_Record list_:

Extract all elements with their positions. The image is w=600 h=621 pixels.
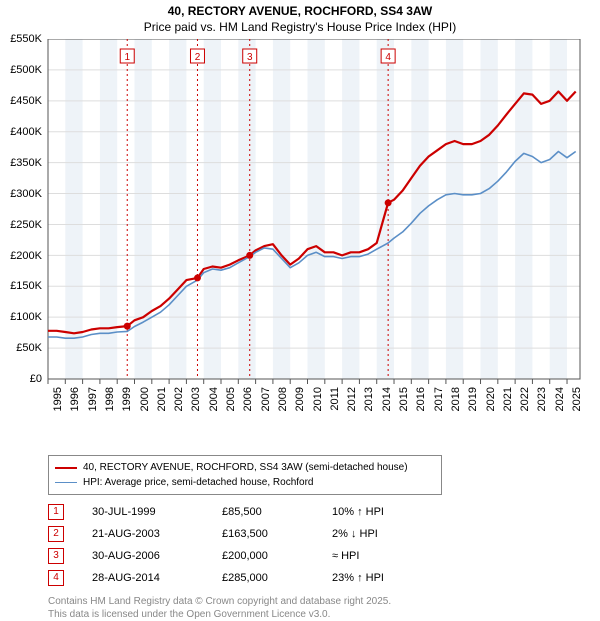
tx-marker-badge: 1 bbox=[48, 504, 64, 520]
x-axis-label: 2021 bbox=[502, 387, 514, 411]
tx-marker-badge: 3 bbox=[48, 548, 64, 564]
x-axis-label: 2020 bbox=[485, 387, 497, 411]
x-axis-label: 2009 bbox=[294, 387, 306, 411]
tx-date: 30-AUG-2006 bbox=[92, 550, 222, 562]
table-row: 1 30-JUL-1999 £85,500 10% ↑ HPI bbox=[48, 501, 600, 523]
x-axis-label: 2015 bbox=[398, 387, 410, 411]
tx-price: £85,500 bbox=[222, 506, 332, 518]
tx-marker-badge: 4 bbox=[48, 570, 64, 586]
x-axis-label: 2024 bbox=[554, 387, 566, 411]
x-axis-label: 2013 bbox=[363, 387, 375, 411]
x-axis-label: 2018 bbox=[450, 387, 462, 411]
legend-swatch bbox=[55, 467, 77, 469]
x-axis-label: 1997 bbox=[87, 387, 99, 411]
tx-price: £200,000 bbox=[222, 550, 332, 562]
x-axis-label: 2001 bbox=[156, 387, 168, 411]
y-axis-label: £450K bbox=[0, 95, 42, 107]
footnote-line: This data is licensed under the Open Gov… bbox=[48, 608, 600, 621]
x-axis-label: 2022 bbox=[519, 387, 531, 411]
y-axis-label: £200K bbox=[0, 250, 42, 262]
y-axis-label: £350K bbox=[0, 157, 42, 169]
svg-text:4: 4 bbox=[385, 52, 391, 63]
y-axis-label: £300K bbox=[0, 188, 42, 200]
y-axis-label: £550K bbox=[0, 33, 42, 45]
legend: 40, RECTORY AVENUE, ROCHFORD, SS4 3AW (s… bbox=[48, 455, 442, 495]
legend-label: HPI: Average price, semi-detached house,… bbox=[83, 475, 314, 490]
y-axis-label: £50K bbox=[0, 342, 42, 354]
x-axis-label: 2000 bbox=[139, 387, 151, 411]
x-axis-label: 2016 bbox=[415, 387, 427, 411]
legend-swatch bbox=[55, 482, 77, 483]
x-axis-label: 2003 bbox=[190, 387, 202, 411]
legend-label: 40, RECTORY AVENUE, ROCHFORD, SS4 3AW (s… bbox=[83, 460, 408, 475]
x-axis-label: 2005 bbox=[225, 387, 237, 411]
tx-date: 21-AUG-2003 bbox=[92, 528, 222, 540]
x-axis-label: 2006 bbox=[242, 387, 254, 411]
x-axis-label: 2014 bbox=[381, 387, 393, 411]
x-axis-label: 2012 bbox=[346, 387, 358, 411]
y-axis-label: £100K bbox=[0, 311, 42, 323]
svg-text:3: 3 bbox=[247, 52, 253, 63]
x-axis-label: 2011 bbox=[329, 387, 341, 411]
legend-item: 40, RECTORY AVENUE, ROCHFORD, SS4 3AW (s… bbox=[55, 460, 435, 475]
chart-svg: 1 2 3 4 bbox=[0, 39, 600, 419]
tx-diff: ≈ HPI bbox=[332, 550, 359, 562]
x-axis-label: 1998 bbox=[104, 387, 116, 411]
tx-diff: 23% ↑ HPI bbox=[332, 572, 384, 584]
y-axis-label: £250K bbox=[0, 219, 42, 231]
table-row: 2 21-AUG-2003 £163,500 2% ↓ HPI bbox=[48, 523, 600, 545]
chart-plot-area: 1 2 3 4 £0 £50K £100K £150K £200K £250K £300K £350… bbox=[0, 39, 600, 419]
tx-price: £285,000 bbox=[222, 572, 332, 584]
x-axis-label: 2007 bbox=[260, 387, 272, 411]
legend-item: HPI: Average price, semi-detached house,… bbox=[55, 475, 435, 490]
x-axis-label: 2025 bbox=[571, 387, 583, 411]
y-axis-label: £0 bbox=[0, 373, 42, 385]
table-row: 4 28-AUG-2014 £285,000 23% ↑ HPI bbox=[48, 567, 600, 589]
transaction-table: 1 30-JUL-1999 £85,500 10% ↑ HPI 2 21-AUG… bbox=[48, 501, 600, 589]
table-row: 3 30-AUG-2006 £200,000 ≈ HPI bbox=[48, 545, 600, 567]
tx-marker-badge: 2 bbox=[48, 526, 64, 542]
x-axis-label: 2004 bbox=[208, 387, 220, 411]
x-axis-label: 2019 bbox=[467, 387, 479, 411]
x-axis-label: 2010 bbox=[312, 387, 324, 411]
tx-price: £163,500 bbox=[222, 528, 332, 540]
chart-title: 40, RECTORY AVENUE, ROCHFORD, SS4 3AW bbox=[0, 4, 600, 20]
tx-date: 28-AUG-2014 bbox=[92, 572, 222, 584]
svg-text:1: 1 bbox=[124, 52, 130, 63]
y-axis-label: £500K bbox=[0, 64, 42, 76]
tx-date: 30-JUL-1999 bbox=[92, 506, 222, 518]
x-axis-label: 1999 bbox=[121, 387, 133, 411]
y-axis-label: £400K bbox=[0, 126, 42, 138]
x-axis-label: 2002 bbox=[173, 387, 185, 411]
x-axis-label: 2017 bbox=[433, 387, 445, 411]
tx-diff: 10% ↑ HPI bbox=[332, 506, 384, 518]
y-axis-label: £150K bbox=[0, 280, 42, 292]
footnote: Contains HM Land Registry data © Crown c… bbox=[48, 595, 600, 621]
tx-diff: 2% ↓ HPI bbox=[332, 528, 378, 540]
footnote-line: Contains HM Land Registry data © Crown c… bbox=[48, 595, 600, 608]
x-axis-label: 2008 bbox=[277, 387, 289, 411]
chart-subtitle: Price paid vs. HM Land Registry's House … bbox=[0, 20, 600, 36]
svg-text:2: 2 bbox=[195, 52, 201, 63]
x-axis-label: 1996 bbox=[69, 387, 81, 411]
x-axis-label: 2023 bbox=[536, 387, 548, 411]
chart-container: 40, RECTORY AVENUE, ROCHFORD, SS4 3AW Pr… bbox=[0, 0, 600, 620]
x-axis-label: 1995 bbox=[52, 387, 64, 411]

_Direction_:
Write out all of the lines above again, changing every "tx-marker-badge" to "tx-number-badge" and keeping everything else the same. Leave the pictures out of your answer.

_Correct answer_:
Extract all elements with their positions. The image is w=600 h=621 pixels.
tx-number-badge: 1 bbox=[48, 504, 64, 520]
x-axis-label: 2021 bbox=[502, 387, 514, 411]
tx-number-badge: 3 bbox=[48, 548, 64, 564]
x-axis-label: 2020 bbox=[485, 387, 497, 411]
x-axis-label: 2009 bbox=[294, 387, 306, 411]
tx-date: 30-AUG-2006 bbox=[92, 550, 222, 562]
table-row: 1 30-JUL-1999 £85,500 10% ↑ HPI bbox=[48, 501, 600, 523]
x-axis-label: 2015 bbox=[398, 387, 410, 411]
tx-price: £85,500 bbox=[222, 506, 332, 518]
tx-number-badge: 4 bbox=[48, 570, 64, 586]
x-axis-label: 2024 bbox=[554, 387, 566, 411]
x-axis-label: 2013 bbox=[363, 387, 375, 411]
x-axis-label: 2018 bbox=[450, 387, 462, 411]
legend-swatch bbox=[55, 467, 77, 469]
x-axis-label: 1997 bbox=[87, 387, 99, 411]
tx-price: £200,000 bbox=[222, 550, 332, 562]
x-axis-label: 2001 bbox=[156, 387, 168, 411]
y-axis-label: £450K bbox=[0, 95, 42, 107]
footnote-line: This data is licensed under the Open Gov… bbox=[48, 608, 600, 621]
x-axis-label: 2022 bbox=[519, 387, 531, 411]
y-axis-label: £200K bbox=[0, 250, 42, 262]
y-axis-label: £350K bbox=[0, 157, 42, 169]
svg-text:4: 4 bbox=[385, 52, 391, 63]
y-axis-label: £300K bbox=[0, 188, 42, 200]
y-axis-label: £550K bbox=[0, 33, 42, 45]
legend: 40, RECTORY AVENUE, ROCHFORD, SS4 3AW (s… bbox=[48, 455, 442, 495]
legend-label: HPI: Average price, semi-detached house,… bbox=[83, 475, 314, 490]
y-axis-label: £50K bbox=[0, 342, 42, 354]
x-axis-label: 2000 bbox=[139, 387, 151, 411]
x-axis-label: 2016 bbox=[415, 387, 427, 411]
legend-swatch bbox=[55, 482, 77, 483]
x-axis-label: 2003 bbox=[190, 387, 202, 411]
legend-label: 40, RECTORY AVENUE, ROCHFORD, SS4 3AW (s… bbox=[83, 460, 408, 475]
x-axis-label: 2005 bbox=[225, 387, 237, 411]
tx-date: 21-AUG-2003 bbox=[92, 528, 222, 540]
x-axis-label: 2006 bbox=[242, 387, 254, 411]
x-axis-label: 2014 bbox=[381, 387, 393, 411]
x-axis-label: 2012 bbox=[346, 387, 358, 411]
y-axis-label: £100K bbox=[0, 311, 42, 323]
svg-text:3: 3 bbox=[247, 52, 253, 63]
x-axis-label: 2011 bbox=[329, 387, 341, 411]
legend-item: 40, RECTORY AVENUE, ROCHFORD, SS4 3AW (s… bbox=[55, 460, 435, 475]
chart-svg: 1 2 3 4 bbox=[0, 39, 600, 419]
tx-diff: ≈ HPI bbox=[332, 550, 359, 562]
x-axis-label: 1998 bbox=[104, 387, 116, 411]
tx-diff: 23% ↑ HPI bbox=[332, 572, 384, 584]
y-axis-label: £250K bbox=[0, 219, 42, 231]
table-row: 2 21-AUG-2003 £163,500 2% ↓ HPI bbox=[48, 523, 600, 545]
chart-plot-area: 1 2 3 4 £0 £50K £100K £150K £200K £250K £300K £350… bbox=[0, 39, 600, 419]
tx-price: £285,000 bbox=[222, 572, 332, 584]
x-axis-label: 2007 bbox=[260, 387, 272, 411]
legend-item: HPI: Average price, semi-detached house,… bbox=[55, 475, 435, 490]
x-axis-label: 2025 bbox=[571, 387, 583, 411]
y-axis-label: £0 bbox=[0, 373, 42, 385]
table-row: 4 28-AUG-2014 £285,000 23% ↑ HPI bbox=[48, 567, 600, 589]
transaction-table: 1 30-JUL-1999 £85,500 10% ↑ HPI 2 21-AUG… bbox=[48, 501, 600, 589]
table-row: 3 30-AUG-2006 £200,000 ≈ HPI bbox=[48, 545, 600, 567]
tx-number-badge: 2 bbox=[48, 526, 64, 542]
x-axis-label: 2004 bbox=[208, 387, 220, 411]
x-axis-label: 2019 bbox=[467, 387, 479, 411]
x-axis-label: 2010 bbox=[312, 387, 324, 411]
tx-price: £163,500 bbox=[222, 528, 332, 540]
chart-title: 40, RECTORY AVENUE, ROCHFORD, SS4 3AW bbox=[0, 4, 600, 20]
tx-date: 28-AUG-2014 bbox=[92, 572, 222, 584]
svg-text:1: 1 bbox=[124, 52, 130, 63]
y-axis-label: £500K bbox=[0, 64, 42, 76]
tx-date: 30-JUL-1999 bbox=[92, 506, 222, 518]
x-axis-label: 1999 bbox=[121, 387, 133, 411]
y-axis-label: £400K bbox=[0, 126, 42, 138]
x-axis-label: 2002 bbox=[173, 387, 185, 411]
x-axis-label: 2017 bbox=[433, 387, 445, 411]
tx-diff: 10% ↑ HPI bbox=[332, 506, 384, 518]
y-axis-label: £150K bbox=[0, 280, 42, 292]
footnote: Contains HM Land Registry data © Crown c… bbox=[48, 595, 600, 621]
tx-diff: 2% ↓ HPI bbox=[332, 528, 378, 540]
footnote-line: Contains HM Land Registry data © Crown c… bbox=[48, 595, 600, 608]
x-axis-label: 2008 bbox=[277, 387, 289, 411]
chart-subtitle: Price paid vs. HM Land Registry's House … bbox=[0, 20, 600, 36]
svg-text:2: 2 bbox=[195, 52, 201, 63]
x-axis-label: 1996 bbox=[69, 387, 81, 411]
x-axis-label: 2023 bbox=[536, 387, 548, 411]
chart-container: 40, RECTORY AVENUE, ROCHFORD, SS4 3AW Pr… bbox=[0, 0, 600, 620]
x-axis-label: 1995 bbox=[52, 387, 64, 411]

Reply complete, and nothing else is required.